(Extracted records)

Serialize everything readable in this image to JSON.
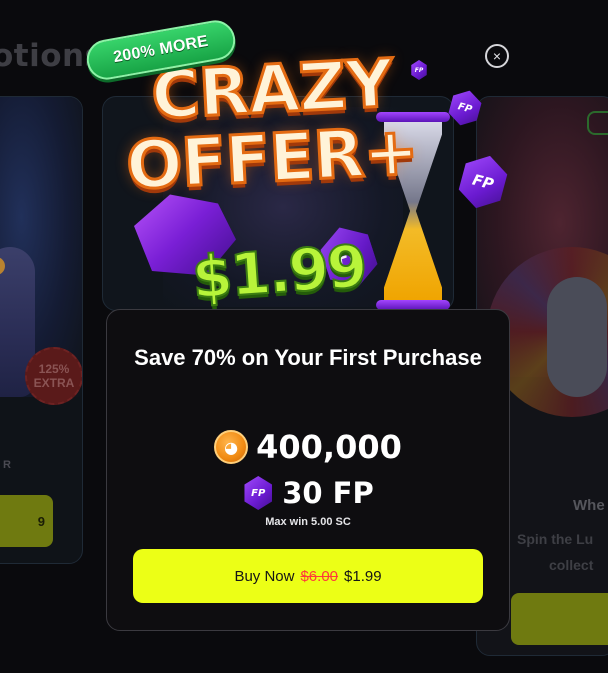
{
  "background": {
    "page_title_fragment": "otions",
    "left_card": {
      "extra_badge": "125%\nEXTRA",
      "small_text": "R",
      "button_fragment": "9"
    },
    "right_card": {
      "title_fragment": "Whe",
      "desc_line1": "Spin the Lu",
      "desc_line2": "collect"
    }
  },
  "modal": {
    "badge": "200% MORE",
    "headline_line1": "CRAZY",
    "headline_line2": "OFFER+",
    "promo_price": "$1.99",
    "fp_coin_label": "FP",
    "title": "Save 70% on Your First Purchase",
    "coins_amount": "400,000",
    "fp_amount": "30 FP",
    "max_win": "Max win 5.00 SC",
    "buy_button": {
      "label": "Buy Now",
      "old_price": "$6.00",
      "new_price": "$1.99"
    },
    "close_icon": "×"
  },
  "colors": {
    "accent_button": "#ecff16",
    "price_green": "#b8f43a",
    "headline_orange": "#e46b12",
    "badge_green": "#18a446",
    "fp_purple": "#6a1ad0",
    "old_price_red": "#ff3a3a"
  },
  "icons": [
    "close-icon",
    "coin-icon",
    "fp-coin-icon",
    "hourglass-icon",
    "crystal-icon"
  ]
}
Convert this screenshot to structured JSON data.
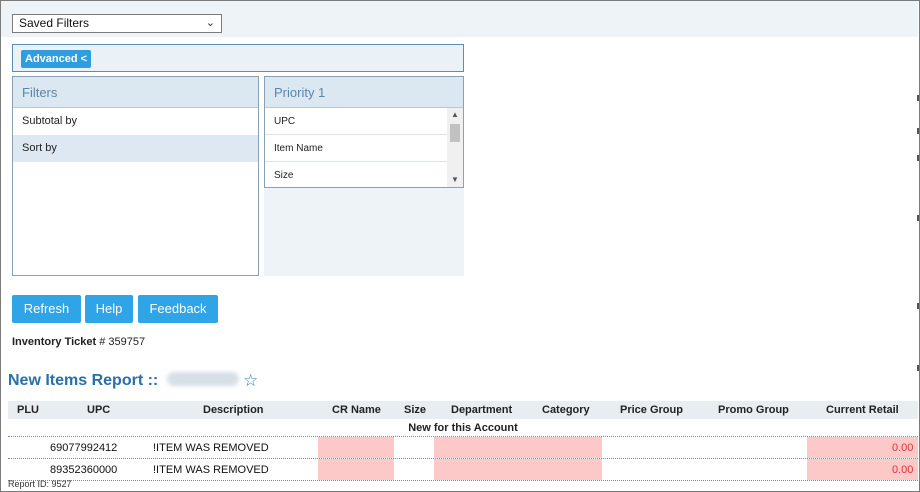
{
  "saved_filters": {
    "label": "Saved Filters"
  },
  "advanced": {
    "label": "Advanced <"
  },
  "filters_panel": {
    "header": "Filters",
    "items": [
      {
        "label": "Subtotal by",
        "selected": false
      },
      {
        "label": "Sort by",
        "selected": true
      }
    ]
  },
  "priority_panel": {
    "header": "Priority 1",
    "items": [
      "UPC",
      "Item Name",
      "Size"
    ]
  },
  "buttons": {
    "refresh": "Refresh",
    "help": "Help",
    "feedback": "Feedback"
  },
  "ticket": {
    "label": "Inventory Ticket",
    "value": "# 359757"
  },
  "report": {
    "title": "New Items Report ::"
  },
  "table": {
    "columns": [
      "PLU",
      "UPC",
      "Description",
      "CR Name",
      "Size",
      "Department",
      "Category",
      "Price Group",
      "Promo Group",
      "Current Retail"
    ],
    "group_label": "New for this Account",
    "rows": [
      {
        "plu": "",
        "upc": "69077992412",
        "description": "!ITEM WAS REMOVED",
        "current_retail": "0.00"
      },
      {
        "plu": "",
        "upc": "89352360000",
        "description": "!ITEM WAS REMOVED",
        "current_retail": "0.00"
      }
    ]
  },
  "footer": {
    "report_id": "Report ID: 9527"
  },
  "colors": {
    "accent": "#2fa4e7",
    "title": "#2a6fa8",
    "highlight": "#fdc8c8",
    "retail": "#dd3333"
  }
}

Task details: Can the lines from the one with "Convert this screenshot" to the end of the records above be quoted exactly, both ends included, with every picture omitted?

Output of the exercise:
Convert this screenshot to structured JSON data.
{
  "saved_filters": {
    "label": "Saved Filters"
  },
  "advanced": {
    "label": "Advanced <"
  },
  "filters_panel": {
    "header": "Filters",
    "items": [
      {
        "label": "Subtotal by",
        "selected": false
      },
      {
        "label": "Sort by",
        "selected": true
      }
    ]
  },
  "priority_panel": {
    "header": "Priority 1",
    "items": [
      "UPC",
      "Item Name",
      "Size"
    ]
  },
  "buttons": {
    "refresh": "Refresh",
    "help": "Help",
    "feedback": "Feedback"
  },
  "ticket": {
    "label": "Inventory Ticket",
    "value": "# 359757"
  },
  "report": {
    "title": "New Items Report ::"
  },
  "table": {
    "columns": [
      "PLU",
      "UPC",
      "Description",
      "CR Name",
      "Size",
      "Department",
      "Category",
      "Price Group",
      "Promo Group",
      "Current Retail"
    ],
    "group_label": "New for this Account",
    "rows": [
      {
        "plu": "",
        "upc": "69077992412",
        "description": "!ITEM WAS REMOVED",
        "current_retail": "0.00"
      },
      {
        "plu": "",
        "upc": "89352360000",
        "description": "!ITEM WAS REMOVED",
        "current_retail": "0.00"
      }
    ]
  },
  "footer": {
    "report_id": "Report ID: 9527"
  },
  "colors": {
    "accent": "#2fa4e7",
    "title": "#2a6fa8",
    "highlight": "#fdc8c8",
    "retail": "#dd3333"
  }
}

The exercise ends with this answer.